**EXERCISE REQUIREMENTS:** For every line in the records that has the word "this", make a copy.

**GIVEN INFORMATION:**

☆ ☆ ☆ ☆ ☆

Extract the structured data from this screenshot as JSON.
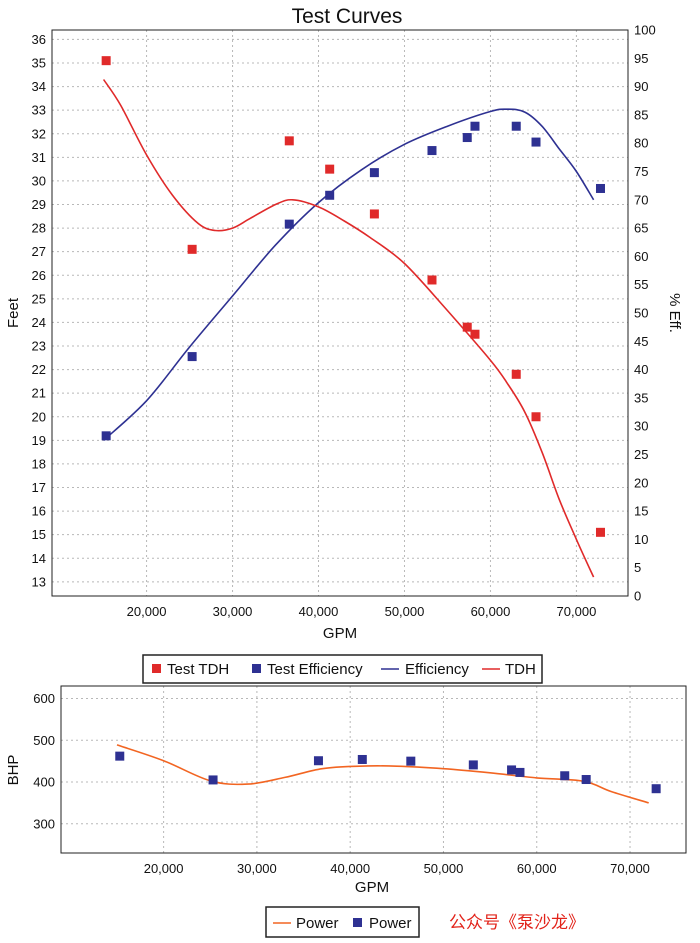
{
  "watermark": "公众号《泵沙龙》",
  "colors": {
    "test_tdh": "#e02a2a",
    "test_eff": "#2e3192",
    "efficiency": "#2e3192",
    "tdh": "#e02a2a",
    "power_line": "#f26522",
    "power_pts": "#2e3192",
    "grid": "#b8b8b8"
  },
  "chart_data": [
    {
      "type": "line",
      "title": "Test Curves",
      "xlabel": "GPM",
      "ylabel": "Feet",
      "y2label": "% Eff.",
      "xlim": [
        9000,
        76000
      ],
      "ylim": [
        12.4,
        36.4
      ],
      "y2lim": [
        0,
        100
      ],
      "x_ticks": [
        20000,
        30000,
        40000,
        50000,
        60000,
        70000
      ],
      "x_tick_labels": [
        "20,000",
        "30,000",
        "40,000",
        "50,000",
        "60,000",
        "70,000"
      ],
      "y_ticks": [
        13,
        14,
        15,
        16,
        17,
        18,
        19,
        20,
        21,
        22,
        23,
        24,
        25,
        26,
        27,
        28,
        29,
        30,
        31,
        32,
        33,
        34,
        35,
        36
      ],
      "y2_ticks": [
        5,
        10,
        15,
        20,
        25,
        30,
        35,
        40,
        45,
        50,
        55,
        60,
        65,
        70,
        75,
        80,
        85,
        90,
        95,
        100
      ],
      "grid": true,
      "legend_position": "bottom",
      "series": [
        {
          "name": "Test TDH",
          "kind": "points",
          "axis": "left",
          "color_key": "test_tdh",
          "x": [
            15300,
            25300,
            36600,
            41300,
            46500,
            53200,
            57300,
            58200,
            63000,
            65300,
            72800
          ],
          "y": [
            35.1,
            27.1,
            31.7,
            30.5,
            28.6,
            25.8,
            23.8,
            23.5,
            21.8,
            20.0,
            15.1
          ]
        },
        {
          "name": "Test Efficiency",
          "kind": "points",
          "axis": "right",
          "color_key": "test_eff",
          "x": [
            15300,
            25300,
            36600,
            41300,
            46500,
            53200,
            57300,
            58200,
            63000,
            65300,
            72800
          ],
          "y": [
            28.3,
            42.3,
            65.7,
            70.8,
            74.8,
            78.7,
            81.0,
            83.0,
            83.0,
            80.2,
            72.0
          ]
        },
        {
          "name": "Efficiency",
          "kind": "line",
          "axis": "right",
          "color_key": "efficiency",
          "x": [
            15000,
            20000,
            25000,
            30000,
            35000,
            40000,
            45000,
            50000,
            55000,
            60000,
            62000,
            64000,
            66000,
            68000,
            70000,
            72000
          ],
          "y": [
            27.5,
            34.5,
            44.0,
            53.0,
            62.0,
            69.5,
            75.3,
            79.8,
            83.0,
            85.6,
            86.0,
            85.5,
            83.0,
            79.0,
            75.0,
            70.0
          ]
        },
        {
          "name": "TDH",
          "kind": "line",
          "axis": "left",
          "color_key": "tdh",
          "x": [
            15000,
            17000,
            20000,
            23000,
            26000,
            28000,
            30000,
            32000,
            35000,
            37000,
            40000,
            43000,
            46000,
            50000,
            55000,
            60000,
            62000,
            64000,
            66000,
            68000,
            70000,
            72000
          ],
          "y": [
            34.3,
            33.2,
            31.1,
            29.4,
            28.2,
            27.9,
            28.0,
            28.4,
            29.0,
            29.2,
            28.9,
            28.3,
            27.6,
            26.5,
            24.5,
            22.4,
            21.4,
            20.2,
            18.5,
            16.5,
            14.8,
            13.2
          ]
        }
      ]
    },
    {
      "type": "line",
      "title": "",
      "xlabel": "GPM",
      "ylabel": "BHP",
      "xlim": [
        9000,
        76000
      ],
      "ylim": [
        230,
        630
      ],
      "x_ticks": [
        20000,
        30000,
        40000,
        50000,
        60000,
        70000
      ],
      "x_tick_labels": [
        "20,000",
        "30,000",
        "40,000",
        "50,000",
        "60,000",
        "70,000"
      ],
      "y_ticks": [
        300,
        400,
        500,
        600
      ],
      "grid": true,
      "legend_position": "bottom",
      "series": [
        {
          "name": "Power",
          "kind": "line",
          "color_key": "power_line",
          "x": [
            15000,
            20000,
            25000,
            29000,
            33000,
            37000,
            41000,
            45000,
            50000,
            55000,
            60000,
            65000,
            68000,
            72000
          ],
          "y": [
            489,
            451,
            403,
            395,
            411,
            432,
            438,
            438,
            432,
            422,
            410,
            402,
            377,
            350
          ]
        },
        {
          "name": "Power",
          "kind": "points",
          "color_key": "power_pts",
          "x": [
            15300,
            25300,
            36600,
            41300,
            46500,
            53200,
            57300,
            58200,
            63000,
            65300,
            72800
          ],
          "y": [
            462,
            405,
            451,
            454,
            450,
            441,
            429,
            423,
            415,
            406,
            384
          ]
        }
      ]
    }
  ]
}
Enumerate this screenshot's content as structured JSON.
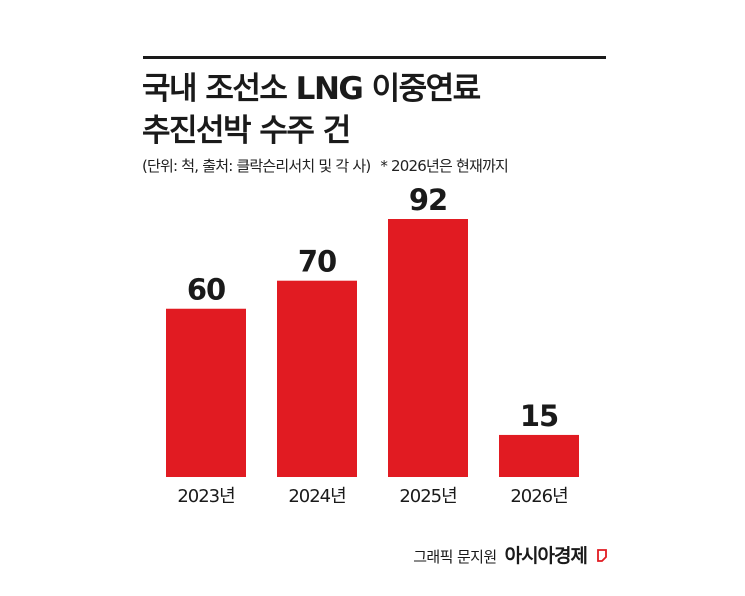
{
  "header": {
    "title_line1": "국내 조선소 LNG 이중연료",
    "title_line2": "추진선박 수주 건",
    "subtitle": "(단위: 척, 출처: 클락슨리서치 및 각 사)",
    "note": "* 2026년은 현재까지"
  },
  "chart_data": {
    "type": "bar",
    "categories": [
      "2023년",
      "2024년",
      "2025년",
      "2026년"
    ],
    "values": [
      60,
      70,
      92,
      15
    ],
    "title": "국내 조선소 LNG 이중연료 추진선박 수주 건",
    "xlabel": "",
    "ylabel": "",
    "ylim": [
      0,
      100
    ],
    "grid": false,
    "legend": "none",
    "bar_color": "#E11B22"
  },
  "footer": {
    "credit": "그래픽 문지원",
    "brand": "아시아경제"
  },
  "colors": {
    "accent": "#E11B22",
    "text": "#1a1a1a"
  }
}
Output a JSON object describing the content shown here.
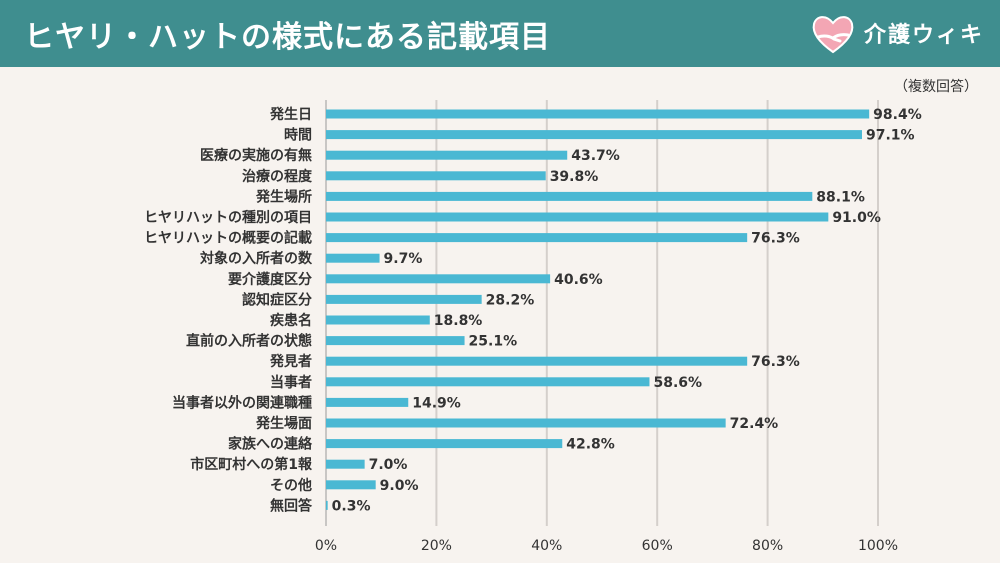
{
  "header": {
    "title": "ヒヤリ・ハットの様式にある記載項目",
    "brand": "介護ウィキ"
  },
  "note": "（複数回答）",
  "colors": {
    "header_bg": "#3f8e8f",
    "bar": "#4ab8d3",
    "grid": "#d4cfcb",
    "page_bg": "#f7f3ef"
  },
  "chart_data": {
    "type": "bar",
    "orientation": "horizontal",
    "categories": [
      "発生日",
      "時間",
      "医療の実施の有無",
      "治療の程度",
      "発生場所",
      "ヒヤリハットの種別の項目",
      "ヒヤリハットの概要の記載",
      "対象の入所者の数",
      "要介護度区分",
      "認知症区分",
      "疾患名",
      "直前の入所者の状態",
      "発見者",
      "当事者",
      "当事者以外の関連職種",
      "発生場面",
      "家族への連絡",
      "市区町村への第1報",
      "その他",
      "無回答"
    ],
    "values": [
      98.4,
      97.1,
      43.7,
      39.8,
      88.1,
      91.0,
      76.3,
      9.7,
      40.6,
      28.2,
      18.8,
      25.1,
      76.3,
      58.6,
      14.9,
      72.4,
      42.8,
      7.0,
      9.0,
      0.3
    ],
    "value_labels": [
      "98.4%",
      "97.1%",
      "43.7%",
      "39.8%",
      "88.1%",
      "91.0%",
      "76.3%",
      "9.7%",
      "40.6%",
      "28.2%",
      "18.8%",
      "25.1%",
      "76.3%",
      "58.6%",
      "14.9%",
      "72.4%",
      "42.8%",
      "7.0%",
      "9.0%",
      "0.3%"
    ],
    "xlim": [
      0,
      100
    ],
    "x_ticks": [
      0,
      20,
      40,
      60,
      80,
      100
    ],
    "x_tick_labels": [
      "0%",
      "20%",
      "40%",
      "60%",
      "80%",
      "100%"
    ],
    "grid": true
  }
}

☆ ☆ ☆ ☆ ☆

**SOLUTION TO THE EXERCISE:**
Extract the structured data from this screenshot as JSON.
Enumerate this screenshot's content as structured JSON.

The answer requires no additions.